**PROBLEM TO SOLVE**
Write out only the lines from the line containing "Output the text content of this document." to the end of the listing below, both included, exactly as they stand. Drop the pictures.

(Stored records)
━━━━━━━━━━━━━━━━━━━━━━━━━━━━━━

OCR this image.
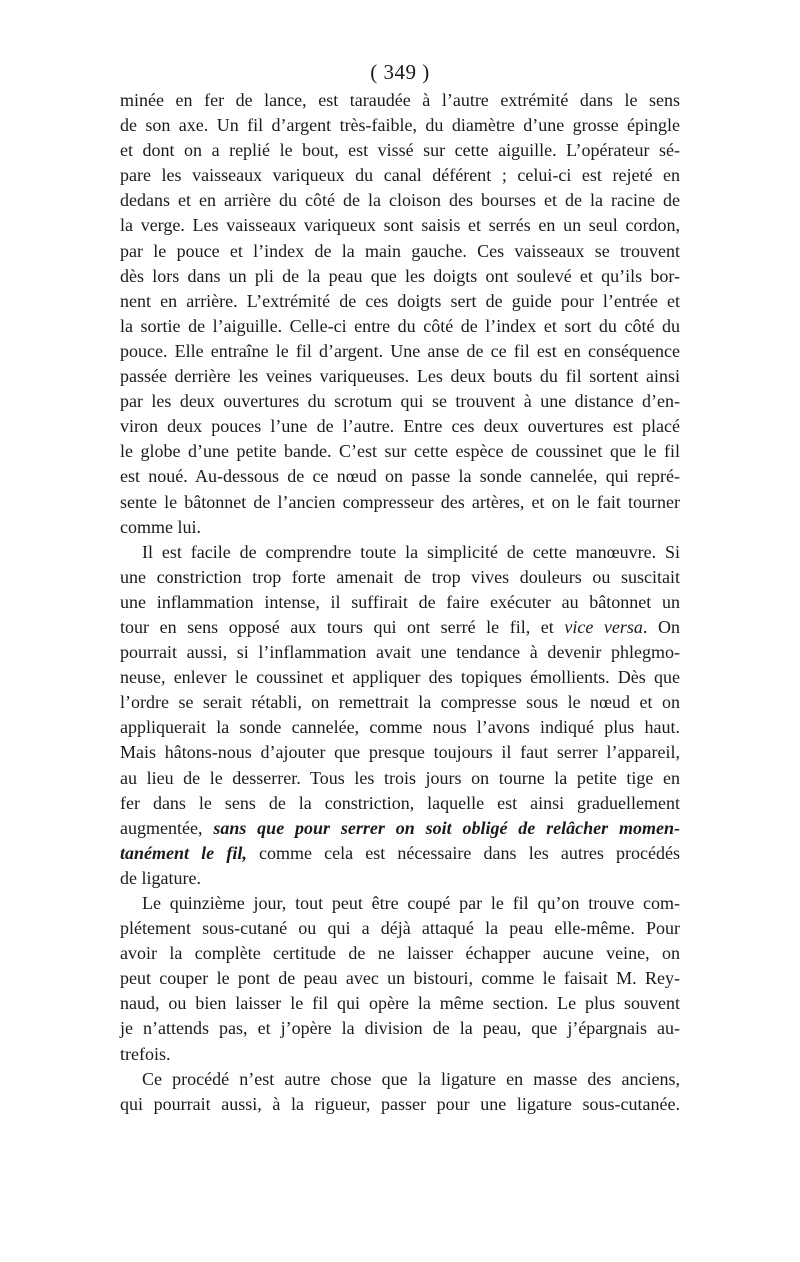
( 349 )

minée en fer de lance, est taraudée à l’autre extrémité dans le sens
de son axe. Un fil d’argent très-faible, du diamètre d’une grosse épingle
et dont on a replié le bout, est vissé sur cette aiguille. L’opérateur sé-
pare les vaisseaux variqueux du canal déférent ; celui-ci est rejeté en
dedans et en arrière du côté de la cloison des bourses et de la racine de
la verge. Les vaisseaux variqueux sont saisis et serrés en un seul cordon,
par le pouce et l’index de la main gauche. Ces vaisseaux se trouvent
dès lors dans un pli de la peau que les doigts ont soulevé et qu’ils bor-
nent en arrière. L’extrémité de ces doigts sert de guide pour l’entrée et
la sortie de l’aiguille. Celle-ci entre du côté de l’index et sort du côté du
pouce. Elle entraîne le fil d’argent. Une anse de ce fil est en conséquence
passée derrière les veines variqueuses. Les deux bouts du fil sortent ainsi
par les deux ouvertures du scrotum qui se trouvent à une distance d’en-
viron deux pouces l’une de l’autre. Entre ces deux ouvertures est placé
le globe d’une petite bande. C’est sur cette espèce de coussinet que le fil
est noué. Au-dessous de ce nœud on passe la sonde cannelée, qui repré-
sente le bâtonnet de l’ancien compresseur des artères, et on le fait tourner
comme lui.

Il est facile de comprendre toute la simplicité de cette manœuvre. Si
une constriction trop forte amenait de trop vives douleurs ou suscitait
une inflammation intense, il suffirait de faire exécuter au bâtonnet un
tour en sens opposé aux tours qui ont serré le fil, et vice versa. On
pourrait aussi, si l’inflammation avait une tendance à devenir phlegmo-
neuse, enlever le coussinet et appliquer des topiques émollients. Dès que
l’ordre se serait rétabli, on remettrait la compresse sous le nœud et on
appliquerait la sonde cannelée, comme nous l’avons indiqué plus haut.
Mais hâtons-nous d’ajouter que presque toujours il faut serrer l’appareil,
au lieu de le desserrer. Tous les trois jours on tourne la petite tige en
fer dans le sens de la constriction, laquelle est ainsi graduellement
augmentée, sans que pour serrer on soit obligé de relâcher momen-
tanément le fil, comme cela est nécessaire dans les autres procédés
de ligature.

Le quinzième jour, tout peut être coupé par le fil qu’on trouve com-
plétement sous-cutané ou qui a déjà attaqué la peau elle-même. Pour
avoir la complète certitude de ne laisser échapper aucune veine, on
peut couper le pont de peau avec un bistouri, comme le faisait M. Rey-
naud, ou bien laisser le fil qui opère la même section. Le plus souvent
je n’attends pas, et j’opère la division de la peau, que j’épargnais au-
trefois.

Ce procédé n’est autre chose que la ligature en masse des anciens,
qui pourrait aussi, à la rigueur, passer pour une ligature sous-cutanée.
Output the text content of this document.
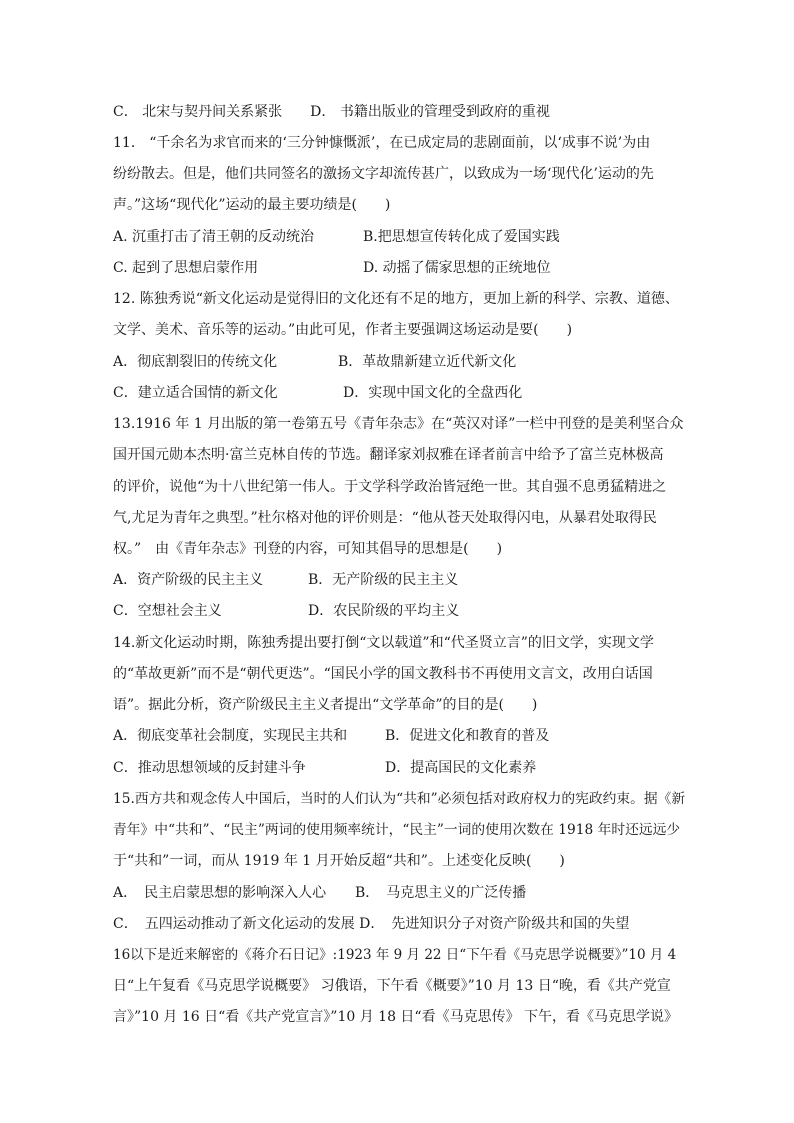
C． 北宋与契丹间关系紧张　　D． 书籍出版业的管理受到政府的重视
11． “千余名为求官而来的‘三分钟慷慨派’，在已成定局的悲剧面前，以‘成事不说’为由
纷纷散去。但是，他们共同签名的激扬文字却流传甚广，以致成为一场‘现代化’运动的先
声。”这场“现代化”运动的最主要功绩是(　　)
A. 沉重打击了清王朝的反动统治	B.把思想宣传转化成了爱国实践
C. 起到了思想启蒙作用	D. 动摇了儒家思想的正统地位
12. 陈独秀说“新文化运动是觉得旧的文化还有不足的地方，更加上新的科学、宗教、道德、
文学、美术、音乐等的运动。”由此可见，作者主要强调这场运动是要(　　)
A．彻底割裂旧的传统文化	B．革故鼎新建立近代新文化
C．建立适合国情的新文化	D．实现中国文化的全盘西化
13.1916 年 1 月出版的第一卷第五号《青年杂志》在“英汉对译”一栏中刊登的是美利坚合众
国开国元勋本杰明·富兰克林自传的节选。翻译家刘叔雅在译者前言中给予了富兰克林极高
的评价，说他“为十八世纪第一伟人。于文学科学政治皆冠绝一世。其自强不息勇猛精进之
气,尤足为青年之典型。”杜尔格对他的评价则是：“他从苍天处取得闪电，从暴君处取得民
权。”　由《青年杂志》刊登的内容，可知其倡导的思想是(　　)
A．资产阶级的民主主义	B．无产阶级的民主主义
C．空想社会主义	D．农民阶级的平均主义
14.新文化运动时期，陈独秀提出要打倒“文以载道”和“代圣贤立言”的旧文学，实现文学
的“革故更新”而不是“朝代更迭”。“国民小学的国文教科书不再使用文言文，改用白话国
语”。据此分析，资产阶级民主主义者提出“文学革命”的目的是(　　)
A．彻底变革社会制度，实现民主共和	B．促进文化和教育的普及
C．推动思想领域的反封建斗争	D．提高国民的文化素养
15.西方共和观念传人中国后，当时的人们认为“共和”必须包括对政府权力的宪政约束。据《新
青年》中“共和”、“民主”两词的使用频率统计，“民主”一词的使用次数在 1918 年时还远远少
于“共和”一词，而从 1919 年 1 月开始反超“共和”。上述变化反映(　　)
A．　民主启蒙思想的影响深入人心 B．　马克思主义的广泛传播
C．　五四运动推动了新文化运动的发展 D．　先进知识分子对资产阶级共和国的失望
16以下是近来解密的《蒋介石日记》:1923 年 9 月 22 日“下午看《马克思学说概要》”10 月 4
日“上午复看《马克思学说概要》 习俄语，下午看《概要》”10 月 13 日“晚，看《共产党宣
言》”10 月 16 日“看《共产党宣言》”10 月 18 日“看《马克思传》 下午，看《马克思学说》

━━━━━━━━━━━━━━━━━━━━━━━━━━━━━━

**WRITTEN ANSWER**
Output the text content of this document.
C． 北宋与契丹间关系紧张　　D． 书籍出版业的管理受到政府的重视
11． “千余名为求官而来的‘三分钟慷慨派’，在已成定局的悲剧面前，以‘成事不说’为由
纷纷散去。但是，他们共同签名的激扬文字却流传甚广，以致成为一场‘现代化’运动的先
声。”这场“现代化”运动的最主要功绩是(　　)
A. 沉重打击了清王朝的反动统治	B.把思想宣传转化成了爱国实践
C. 起到了思想启蒙作用	D. 动摇了儒家思想的正统地位
12. 陈独秀说“新文化运动是觉得旧的文化还有不足的地方，更加上新的科学、宗教、道德、
文学、美术、音乐等的运动。”由此可见，作者主要强调这场运动是要(　　)
A．彻底割裂旧的传统文化	B．革故鼎新建立近代新文化
C．建立适合国情的新文化	D．实现中国文化的全盘西化
13.1916 年 1 月出版的第一卷第五号《青年杂志》在“英汉对译”一栏中刊登的是美利坚合众
国开国元勋本杰明·富兰克林自传的节选。翻译家刘叔雅在译者前言中给予了富兰克林极高
的评价，说他“为十八世纪第一伟人。于文学科学政治皆冠绝一世。其自强不息勇猛精进之
气,尤足为青年之典型。”杜尔格对他的评价则是：“他从苍天处取得闪电，从暴君处取得民
权。”　由《青年杂志》刊登的内容，可知其倡导的思想是(　　)
A．资产阶级的民主主义	B．无产阶级的民主主义
C．空想社会主义	D．农民阶级的平均主义
14.新文化运动时期，陈独秀提出要打倒“文以载道”和“代圣贤立言”的旧文学，实现文学
的“革故更新”而不是“朝代更迭”。“国民小学的国文教科书不再使用文言文，改用白话国
语”。据此分析，资产阶级民主主义者提出“文学革命”的目的是(　　)
A．彻底变革社会制度，实现民主共和	B．促进文化和教育的普及
C．推动思想领域的反封建斗争	D．提高国民的文化素养
15.西方共和观念传人中国后，当时的人们认为“共和”必须包括对政府权力的宪政约束。据《新
青年》中“共和”、“民主”两词的使用频率统计，“民主”一词的使用次数在 1918 年时还远远少
于“共和”一词，而从 1919 年 1 月开始反超“共和”。上述变化反映(　　)
A．　民主启蒙思想的影响深入人心 B．　马克思主义的广泛传播
C．　五四运动推动了新文化运动的发展 D．　先进知识分子对资产阶级共和国的失望
16以下是近来解密的《蒋介石日记》:1923 年 9 月 22 日“下午看《马克思学说概要》”10 月 4
日“上午复看《马克思学说概要》 习俄语，下午看《概要》”10 月 13 日“晚，看《共产党宣
言》”10 月 16 日“看《共产党宣言》”10 月 18 日“看《马克思传》 下午，看《马克思学说》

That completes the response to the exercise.